- Exercise prompt: Select all lines holding the word "coefficients" from the entries that follow.

Stored data:
---
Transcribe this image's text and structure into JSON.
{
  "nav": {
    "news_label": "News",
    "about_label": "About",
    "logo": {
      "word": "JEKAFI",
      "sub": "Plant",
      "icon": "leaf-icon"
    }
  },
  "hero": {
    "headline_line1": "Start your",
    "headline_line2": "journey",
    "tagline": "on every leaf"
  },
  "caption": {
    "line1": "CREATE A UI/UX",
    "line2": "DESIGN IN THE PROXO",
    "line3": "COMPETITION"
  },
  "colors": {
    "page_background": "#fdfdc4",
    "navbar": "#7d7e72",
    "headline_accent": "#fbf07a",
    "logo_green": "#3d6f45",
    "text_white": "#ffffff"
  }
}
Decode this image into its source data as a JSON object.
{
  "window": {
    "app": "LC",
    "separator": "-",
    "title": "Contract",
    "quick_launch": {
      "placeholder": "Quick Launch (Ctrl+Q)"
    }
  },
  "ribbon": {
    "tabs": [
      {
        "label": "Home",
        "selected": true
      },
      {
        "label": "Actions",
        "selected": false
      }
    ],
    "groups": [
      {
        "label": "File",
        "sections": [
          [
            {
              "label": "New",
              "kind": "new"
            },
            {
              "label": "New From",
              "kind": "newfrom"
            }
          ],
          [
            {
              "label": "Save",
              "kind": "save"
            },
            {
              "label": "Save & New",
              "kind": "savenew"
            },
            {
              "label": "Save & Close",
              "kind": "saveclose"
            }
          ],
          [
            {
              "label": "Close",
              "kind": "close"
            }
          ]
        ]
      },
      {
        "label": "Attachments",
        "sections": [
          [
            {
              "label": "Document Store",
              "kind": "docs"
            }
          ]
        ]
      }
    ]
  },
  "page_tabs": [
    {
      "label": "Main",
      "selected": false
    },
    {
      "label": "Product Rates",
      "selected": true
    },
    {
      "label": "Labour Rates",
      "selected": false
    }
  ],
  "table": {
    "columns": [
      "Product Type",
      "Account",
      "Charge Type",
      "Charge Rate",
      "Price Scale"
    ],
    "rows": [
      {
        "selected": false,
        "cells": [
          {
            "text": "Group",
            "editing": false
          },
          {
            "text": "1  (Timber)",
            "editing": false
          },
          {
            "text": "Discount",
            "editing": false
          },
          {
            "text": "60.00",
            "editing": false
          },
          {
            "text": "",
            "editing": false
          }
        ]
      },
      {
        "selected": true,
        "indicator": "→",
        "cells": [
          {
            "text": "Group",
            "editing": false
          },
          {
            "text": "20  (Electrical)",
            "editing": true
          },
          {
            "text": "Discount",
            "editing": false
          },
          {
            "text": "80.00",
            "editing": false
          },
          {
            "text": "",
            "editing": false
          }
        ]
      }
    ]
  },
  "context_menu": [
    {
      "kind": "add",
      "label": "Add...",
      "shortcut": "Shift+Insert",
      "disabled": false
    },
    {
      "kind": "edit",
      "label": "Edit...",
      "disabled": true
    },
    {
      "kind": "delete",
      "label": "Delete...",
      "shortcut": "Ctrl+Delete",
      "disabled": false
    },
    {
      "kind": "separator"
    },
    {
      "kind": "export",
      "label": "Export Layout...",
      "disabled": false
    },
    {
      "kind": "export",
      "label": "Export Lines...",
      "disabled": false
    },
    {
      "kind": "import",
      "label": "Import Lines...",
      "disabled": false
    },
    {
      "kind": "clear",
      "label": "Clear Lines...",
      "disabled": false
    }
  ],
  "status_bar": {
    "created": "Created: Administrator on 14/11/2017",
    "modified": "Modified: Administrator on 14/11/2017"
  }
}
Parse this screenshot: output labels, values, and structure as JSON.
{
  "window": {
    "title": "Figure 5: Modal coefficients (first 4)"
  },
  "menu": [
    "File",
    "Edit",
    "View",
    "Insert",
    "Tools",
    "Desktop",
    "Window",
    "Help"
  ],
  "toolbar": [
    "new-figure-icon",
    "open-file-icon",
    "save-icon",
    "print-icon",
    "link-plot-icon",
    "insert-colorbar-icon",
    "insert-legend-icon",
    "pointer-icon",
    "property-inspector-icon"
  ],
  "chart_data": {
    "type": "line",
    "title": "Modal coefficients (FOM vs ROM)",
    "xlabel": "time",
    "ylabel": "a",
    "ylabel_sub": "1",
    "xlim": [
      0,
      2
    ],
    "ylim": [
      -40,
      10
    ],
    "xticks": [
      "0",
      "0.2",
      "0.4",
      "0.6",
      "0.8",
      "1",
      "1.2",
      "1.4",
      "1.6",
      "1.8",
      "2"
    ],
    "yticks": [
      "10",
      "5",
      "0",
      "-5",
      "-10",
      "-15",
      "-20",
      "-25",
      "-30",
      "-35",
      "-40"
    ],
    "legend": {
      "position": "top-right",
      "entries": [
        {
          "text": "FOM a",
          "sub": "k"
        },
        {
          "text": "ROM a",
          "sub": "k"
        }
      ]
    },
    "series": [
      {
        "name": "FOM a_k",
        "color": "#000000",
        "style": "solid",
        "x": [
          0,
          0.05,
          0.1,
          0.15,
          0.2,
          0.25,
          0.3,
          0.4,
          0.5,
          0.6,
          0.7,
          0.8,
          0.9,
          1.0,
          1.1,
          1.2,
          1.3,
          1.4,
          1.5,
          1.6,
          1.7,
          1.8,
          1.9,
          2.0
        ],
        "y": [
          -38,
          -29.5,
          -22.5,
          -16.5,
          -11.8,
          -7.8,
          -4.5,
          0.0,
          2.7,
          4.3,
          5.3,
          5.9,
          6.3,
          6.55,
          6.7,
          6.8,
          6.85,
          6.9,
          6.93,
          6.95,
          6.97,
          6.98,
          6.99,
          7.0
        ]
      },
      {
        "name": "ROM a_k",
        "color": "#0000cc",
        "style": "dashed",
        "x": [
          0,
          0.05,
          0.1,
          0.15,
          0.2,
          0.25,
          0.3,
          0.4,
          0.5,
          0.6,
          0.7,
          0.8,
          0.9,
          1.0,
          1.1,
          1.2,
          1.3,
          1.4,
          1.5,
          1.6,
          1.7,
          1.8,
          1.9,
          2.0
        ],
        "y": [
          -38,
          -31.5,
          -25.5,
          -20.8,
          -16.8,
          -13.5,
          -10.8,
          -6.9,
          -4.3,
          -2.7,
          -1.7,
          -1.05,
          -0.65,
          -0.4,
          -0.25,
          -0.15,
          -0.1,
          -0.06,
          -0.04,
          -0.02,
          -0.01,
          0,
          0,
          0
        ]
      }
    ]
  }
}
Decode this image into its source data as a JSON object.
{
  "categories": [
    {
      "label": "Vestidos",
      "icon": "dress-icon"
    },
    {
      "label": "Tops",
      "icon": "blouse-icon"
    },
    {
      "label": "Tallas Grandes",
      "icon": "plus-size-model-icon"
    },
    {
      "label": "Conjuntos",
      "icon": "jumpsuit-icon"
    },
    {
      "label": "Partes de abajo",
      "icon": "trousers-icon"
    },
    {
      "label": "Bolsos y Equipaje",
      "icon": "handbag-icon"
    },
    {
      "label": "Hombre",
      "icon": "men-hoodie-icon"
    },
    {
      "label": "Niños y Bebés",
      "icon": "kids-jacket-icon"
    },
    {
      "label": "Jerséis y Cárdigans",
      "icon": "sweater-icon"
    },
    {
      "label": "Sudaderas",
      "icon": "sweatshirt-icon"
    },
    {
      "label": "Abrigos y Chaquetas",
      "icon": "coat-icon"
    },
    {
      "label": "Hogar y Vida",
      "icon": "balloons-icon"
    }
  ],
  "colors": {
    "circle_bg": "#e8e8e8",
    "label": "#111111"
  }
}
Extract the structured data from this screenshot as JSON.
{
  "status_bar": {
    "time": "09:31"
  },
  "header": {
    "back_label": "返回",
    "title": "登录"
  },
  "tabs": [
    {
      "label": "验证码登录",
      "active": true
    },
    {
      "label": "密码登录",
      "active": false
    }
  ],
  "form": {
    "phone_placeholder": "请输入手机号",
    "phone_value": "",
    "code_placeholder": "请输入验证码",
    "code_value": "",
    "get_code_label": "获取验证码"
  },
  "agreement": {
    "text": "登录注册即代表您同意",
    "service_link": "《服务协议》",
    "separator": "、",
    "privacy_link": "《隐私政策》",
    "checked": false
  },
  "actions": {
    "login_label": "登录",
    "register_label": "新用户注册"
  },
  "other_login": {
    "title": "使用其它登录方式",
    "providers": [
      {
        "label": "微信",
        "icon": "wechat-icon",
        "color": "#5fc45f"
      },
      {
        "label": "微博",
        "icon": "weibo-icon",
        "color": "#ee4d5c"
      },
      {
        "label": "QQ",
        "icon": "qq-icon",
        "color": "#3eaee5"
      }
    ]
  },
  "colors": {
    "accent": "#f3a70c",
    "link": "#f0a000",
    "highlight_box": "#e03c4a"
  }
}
---
- Reply:
    "title": "Figure 5: Modal coefficients (first 4)"
    "title": "Modal coefficients (FOM vs ROM)",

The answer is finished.